**What to work on:**
Repeat the lines that follow, leaving nothing out.

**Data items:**

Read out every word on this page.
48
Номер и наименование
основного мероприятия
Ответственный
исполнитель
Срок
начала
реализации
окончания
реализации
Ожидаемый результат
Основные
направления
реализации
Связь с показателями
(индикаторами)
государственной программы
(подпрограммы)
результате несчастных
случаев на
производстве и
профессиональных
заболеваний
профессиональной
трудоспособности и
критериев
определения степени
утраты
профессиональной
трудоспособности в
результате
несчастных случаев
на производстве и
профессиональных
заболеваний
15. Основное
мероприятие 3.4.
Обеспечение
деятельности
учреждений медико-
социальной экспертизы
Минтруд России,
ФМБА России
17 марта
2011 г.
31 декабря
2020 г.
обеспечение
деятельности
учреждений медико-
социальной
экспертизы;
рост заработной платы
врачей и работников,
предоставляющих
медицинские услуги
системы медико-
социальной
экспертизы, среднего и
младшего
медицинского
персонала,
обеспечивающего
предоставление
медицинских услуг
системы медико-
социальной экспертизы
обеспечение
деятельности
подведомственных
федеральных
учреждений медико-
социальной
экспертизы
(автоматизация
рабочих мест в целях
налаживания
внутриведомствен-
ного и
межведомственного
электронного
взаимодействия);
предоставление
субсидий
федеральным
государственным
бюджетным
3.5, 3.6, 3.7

**Response to the task:**
Read out every word on this page.
48
Номер и наименование
основного мероприятия
Ответственный
исполнитель
Срок
начала
реализации
окончания
реализации
Ожидаемый результат
Основные
направления
реализации
Связь с показателями
(индикаторами)
государственной программы
(подпрограммы)
результате несчастных
случаев на
производстве и
профессиональных
заболеваний
профессиональной
трудоспособности и
критериев
определения степени
утраты
профессиональной
трудоспособности в
результате
несчастных случаев
на производстве и
профессиональных
заболеваний
15. Основное
мероприятие 3.4.
Обеспечение
деятельности
учреждений медико-
социальной экспертизы
Минтруд России,
ФМБА России
17 марта
2011 г.
31 декабря
2020 г.
обеспечение
деятельности
учреждений медико-
социальной
экспертизы;
рост заработной платы
врачей и работников,
предоставляющих
медицинские услуги
системы медико-
социальной
экспертизы, среднего и
младшего
медицинского
персонала,
обеспечивающего
предоставление
медицинских услуг
системы медико-
социальной экспертизы
обеспечение
деятельности
подведомственных
федеральных
учреждений медико-
социальной
экспертизы
(автоматизация
рабочих мест в целях
налаживания
внутриведомствен-
ного и
межведомственного
электронного
взаимодействия);
предоставление
субсидий
федеральным
государственным
бюджетным
3.5, 3.6, 3.7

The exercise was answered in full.